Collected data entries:

## begin

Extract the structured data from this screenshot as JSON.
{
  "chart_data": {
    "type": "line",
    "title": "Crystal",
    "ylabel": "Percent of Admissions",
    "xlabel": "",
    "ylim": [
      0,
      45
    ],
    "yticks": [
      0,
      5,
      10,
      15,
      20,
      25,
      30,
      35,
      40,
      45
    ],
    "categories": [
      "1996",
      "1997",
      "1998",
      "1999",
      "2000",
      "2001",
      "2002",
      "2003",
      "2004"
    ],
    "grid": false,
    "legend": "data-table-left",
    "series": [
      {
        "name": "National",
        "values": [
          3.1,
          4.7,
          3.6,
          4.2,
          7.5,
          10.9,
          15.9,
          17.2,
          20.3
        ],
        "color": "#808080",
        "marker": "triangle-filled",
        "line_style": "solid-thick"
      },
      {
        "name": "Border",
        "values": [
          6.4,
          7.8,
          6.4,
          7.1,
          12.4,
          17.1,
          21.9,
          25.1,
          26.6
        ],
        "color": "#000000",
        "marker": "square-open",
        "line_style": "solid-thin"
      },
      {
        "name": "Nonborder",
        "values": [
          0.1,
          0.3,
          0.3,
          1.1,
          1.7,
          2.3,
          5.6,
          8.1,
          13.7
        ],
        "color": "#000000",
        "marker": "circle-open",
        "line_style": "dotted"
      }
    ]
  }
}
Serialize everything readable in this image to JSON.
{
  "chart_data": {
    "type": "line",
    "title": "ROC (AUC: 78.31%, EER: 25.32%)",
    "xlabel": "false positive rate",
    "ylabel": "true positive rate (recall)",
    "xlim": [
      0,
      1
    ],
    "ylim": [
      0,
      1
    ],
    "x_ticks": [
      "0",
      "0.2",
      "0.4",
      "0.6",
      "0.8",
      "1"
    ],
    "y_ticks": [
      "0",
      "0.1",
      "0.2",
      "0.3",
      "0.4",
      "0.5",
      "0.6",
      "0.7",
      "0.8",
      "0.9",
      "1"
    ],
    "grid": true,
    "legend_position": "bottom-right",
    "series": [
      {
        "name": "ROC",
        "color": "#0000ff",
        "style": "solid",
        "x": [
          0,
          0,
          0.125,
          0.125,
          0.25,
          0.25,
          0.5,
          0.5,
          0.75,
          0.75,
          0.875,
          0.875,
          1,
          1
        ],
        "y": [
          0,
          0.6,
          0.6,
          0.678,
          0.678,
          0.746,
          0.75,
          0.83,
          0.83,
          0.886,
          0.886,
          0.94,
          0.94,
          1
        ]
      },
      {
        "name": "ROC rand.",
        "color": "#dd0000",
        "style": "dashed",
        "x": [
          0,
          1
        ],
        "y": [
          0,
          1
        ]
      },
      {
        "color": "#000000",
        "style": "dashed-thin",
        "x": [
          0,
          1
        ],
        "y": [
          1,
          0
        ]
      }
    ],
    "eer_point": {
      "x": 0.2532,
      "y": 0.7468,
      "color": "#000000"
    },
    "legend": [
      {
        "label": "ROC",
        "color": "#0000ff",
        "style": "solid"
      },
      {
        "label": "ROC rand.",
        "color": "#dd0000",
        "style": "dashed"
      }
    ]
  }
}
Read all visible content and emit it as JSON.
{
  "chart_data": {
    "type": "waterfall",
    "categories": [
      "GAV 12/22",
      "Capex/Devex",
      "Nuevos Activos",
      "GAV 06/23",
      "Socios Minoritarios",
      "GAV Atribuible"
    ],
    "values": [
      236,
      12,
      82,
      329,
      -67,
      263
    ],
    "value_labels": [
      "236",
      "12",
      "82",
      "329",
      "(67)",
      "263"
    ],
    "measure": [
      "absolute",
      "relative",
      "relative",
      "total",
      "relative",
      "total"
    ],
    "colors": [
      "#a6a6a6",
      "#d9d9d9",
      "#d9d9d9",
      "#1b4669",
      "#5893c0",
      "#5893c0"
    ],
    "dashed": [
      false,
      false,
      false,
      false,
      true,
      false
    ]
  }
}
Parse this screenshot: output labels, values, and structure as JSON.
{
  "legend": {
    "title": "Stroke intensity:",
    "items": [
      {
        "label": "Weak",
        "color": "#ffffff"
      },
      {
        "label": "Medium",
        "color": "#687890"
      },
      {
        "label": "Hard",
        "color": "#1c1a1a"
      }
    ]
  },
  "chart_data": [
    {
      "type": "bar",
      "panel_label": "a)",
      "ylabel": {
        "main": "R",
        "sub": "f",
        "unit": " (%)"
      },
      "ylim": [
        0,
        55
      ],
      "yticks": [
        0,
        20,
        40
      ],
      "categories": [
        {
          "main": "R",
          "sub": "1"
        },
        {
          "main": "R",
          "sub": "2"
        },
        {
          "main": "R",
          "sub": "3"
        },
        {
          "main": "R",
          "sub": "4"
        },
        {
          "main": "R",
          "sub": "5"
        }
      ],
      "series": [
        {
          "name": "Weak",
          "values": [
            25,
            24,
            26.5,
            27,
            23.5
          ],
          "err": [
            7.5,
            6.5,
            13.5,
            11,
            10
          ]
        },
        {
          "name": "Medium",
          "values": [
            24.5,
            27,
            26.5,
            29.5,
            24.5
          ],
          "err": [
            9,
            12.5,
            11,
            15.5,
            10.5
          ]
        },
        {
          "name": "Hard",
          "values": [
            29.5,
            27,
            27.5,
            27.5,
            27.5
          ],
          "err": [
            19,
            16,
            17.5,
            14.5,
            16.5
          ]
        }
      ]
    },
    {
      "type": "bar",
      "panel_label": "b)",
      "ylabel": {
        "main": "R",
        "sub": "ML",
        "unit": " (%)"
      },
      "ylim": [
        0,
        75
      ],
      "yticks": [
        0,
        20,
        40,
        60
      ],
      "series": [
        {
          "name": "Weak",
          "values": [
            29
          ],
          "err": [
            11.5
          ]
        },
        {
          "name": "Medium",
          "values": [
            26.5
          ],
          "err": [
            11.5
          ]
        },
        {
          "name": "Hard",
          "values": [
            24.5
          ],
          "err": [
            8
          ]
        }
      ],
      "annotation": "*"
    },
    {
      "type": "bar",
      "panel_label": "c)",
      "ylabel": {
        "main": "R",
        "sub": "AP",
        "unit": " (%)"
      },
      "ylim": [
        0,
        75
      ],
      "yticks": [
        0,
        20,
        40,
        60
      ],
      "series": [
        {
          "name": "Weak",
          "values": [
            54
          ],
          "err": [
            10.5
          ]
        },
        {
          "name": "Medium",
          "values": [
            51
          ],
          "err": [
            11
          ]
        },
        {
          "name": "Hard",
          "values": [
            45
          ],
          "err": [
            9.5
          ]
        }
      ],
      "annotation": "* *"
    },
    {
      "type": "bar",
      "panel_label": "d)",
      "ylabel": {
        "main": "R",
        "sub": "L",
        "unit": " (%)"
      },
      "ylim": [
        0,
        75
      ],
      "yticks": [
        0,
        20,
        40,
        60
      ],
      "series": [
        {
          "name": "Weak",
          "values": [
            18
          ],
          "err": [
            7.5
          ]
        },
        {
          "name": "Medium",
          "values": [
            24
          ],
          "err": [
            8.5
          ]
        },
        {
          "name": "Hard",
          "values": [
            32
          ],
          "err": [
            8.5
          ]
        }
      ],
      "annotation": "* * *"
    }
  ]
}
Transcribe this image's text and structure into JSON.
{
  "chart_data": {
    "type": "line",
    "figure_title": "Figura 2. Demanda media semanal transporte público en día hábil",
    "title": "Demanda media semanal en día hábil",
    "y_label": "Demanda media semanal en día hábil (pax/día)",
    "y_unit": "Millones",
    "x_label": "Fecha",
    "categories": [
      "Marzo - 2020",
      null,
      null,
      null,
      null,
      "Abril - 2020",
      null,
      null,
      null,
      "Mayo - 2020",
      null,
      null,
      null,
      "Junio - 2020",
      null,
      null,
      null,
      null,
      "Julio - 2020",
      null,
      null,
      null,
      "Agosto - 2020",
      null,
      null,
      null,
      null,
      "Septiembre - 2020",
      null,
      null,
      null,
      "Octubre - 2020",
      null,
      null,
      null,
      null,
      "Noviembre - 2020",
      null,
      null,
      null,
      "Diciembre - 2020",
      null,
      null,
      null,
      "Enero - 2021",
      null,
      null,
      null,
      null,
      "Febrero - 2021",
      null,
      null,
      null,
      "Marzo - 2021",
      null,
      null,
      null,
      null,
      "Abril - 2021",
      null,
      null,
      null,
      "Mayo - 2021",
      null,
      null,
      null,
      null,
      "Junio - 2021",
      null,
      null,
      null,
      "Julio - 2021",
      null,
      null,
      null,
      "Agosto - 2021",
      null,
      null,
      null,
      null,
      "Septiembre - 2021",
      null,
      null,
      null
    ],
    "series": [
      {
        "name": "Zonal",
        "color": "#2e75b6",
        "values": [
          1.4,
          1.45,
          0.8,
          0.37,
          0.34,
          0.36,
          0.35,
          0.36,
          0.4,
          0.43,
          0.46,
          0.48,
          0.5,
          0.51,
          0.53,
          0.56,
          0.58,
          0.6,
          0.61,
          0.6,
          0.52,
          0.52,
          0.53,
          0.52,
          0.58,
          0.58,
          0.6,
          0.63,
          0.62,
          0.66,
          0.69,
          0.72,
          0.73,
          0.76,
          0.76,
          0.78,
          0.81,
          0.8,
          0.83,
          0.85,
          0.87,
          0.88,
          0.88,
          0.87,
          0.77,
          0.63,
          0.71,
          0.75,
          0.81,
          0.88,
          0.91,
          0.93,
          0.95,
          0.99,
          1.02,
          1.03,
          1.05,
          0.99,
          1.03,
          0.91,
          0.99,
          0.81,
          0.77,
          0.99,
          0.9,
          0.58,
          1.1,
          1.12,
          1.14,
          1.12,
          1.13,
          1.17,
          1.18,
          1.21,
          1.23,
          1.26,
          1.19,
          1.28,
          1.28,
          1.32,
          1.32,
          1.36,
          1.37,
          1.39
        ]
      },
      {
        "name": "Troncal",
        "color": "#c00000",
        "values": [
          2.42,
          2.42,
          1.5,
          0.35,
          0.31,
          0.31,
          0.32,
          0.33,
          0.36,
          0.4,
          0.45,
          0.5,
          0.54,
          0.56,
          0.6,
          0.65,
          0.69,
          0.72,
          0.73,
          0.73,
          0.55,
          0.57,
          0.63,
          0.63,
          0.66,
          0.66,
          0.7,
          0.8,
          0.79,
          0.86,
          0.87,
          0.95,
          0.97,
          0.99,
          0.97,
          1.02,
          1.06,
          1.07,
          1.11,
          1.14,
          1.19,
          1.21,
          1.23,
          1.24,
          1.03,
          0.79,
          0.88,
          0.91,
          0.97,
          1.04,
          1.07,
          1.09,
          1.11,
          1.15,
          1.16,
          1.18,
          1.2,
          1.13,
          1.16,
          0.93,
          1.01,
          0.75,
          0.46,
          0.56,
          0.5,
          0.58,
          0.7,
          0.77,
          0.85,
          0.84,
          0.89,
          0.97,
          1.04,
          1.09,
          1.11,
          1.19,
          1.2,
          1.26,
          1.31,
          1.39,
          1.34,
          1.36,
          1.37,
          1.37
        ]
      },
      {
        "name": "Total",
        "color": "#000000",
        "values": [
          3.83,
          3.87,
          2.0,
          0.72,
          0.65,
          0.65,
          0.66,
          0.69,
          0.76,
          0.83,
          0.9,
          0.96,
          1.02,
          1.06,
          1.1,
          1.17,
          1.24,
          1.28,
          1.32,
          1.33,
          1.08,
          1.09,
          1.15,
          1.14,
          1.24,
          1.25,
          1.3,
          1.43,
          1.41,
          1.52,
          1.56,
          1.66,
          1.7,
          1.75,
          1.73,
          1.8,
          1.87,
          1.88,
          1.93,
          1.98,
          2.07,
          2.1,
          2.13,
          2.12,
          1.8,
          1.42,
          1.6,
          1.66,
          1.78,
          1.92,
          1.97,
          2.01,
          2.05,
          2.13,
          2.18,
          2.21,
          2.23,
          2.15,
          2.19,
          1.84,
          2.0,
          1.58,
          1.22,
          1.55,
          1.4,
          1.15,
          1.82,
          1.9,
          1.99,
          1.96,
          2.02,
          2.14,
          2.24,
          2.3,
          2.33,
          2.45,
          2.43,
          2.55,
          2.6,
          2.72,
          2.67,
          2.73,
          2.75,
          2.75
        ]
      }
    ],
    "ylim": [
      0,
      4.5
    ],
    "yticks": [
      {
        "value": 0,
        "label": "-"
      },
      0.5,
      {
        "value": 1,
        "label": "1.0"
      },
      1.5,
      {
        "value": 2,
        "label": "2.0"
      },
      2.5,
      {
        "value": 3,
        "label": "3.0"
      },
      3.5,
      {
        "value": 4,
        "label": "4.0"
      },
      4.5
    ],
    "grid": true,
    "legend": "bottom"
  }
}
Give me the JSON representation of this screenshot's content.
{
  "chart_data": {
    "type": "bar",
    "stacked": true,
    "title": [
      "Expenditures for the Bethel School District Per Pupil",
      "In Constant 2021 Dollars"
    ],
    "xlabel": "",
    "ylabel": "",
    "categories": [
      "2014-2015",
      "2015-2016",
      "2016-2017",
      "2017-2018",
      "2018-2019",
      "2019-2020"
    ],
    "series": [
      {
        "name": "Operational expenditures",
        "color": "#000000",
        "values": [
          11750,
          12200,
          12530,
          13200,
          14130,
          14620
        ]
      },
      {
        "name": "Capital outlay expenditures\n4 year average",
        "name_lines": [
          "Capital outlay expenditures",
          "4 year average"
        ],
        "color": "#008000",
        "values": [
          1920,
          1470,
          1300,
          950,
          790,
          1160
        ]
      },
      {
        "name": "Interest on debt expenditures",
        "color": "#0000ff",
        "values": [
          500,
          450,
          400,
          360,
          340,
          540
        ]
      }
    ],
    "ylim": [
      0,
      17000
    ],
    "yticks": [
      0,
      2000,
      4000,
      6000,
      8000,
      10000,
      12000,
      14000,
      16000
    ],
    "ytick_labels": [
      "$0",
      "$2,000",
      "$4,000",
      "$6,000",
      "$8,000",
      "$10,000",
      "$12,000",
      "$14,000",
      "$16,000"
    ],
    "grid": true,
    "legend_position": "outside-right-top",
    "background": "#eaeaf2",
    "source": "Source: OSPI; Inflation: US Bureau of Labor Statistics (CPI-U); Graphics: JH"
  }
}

## end

SHORT EXERCISE
Report each line of the material above where the word "semanal" appears.

COMPLETE RESPONSE
    "figure_title": "Figura 2. Demanda media semanal transporte público en día hábil",
    "title": "Demanda media semanal en día hábil",
    "y_label": "Demanda media semanal en día hábil (pax/día)",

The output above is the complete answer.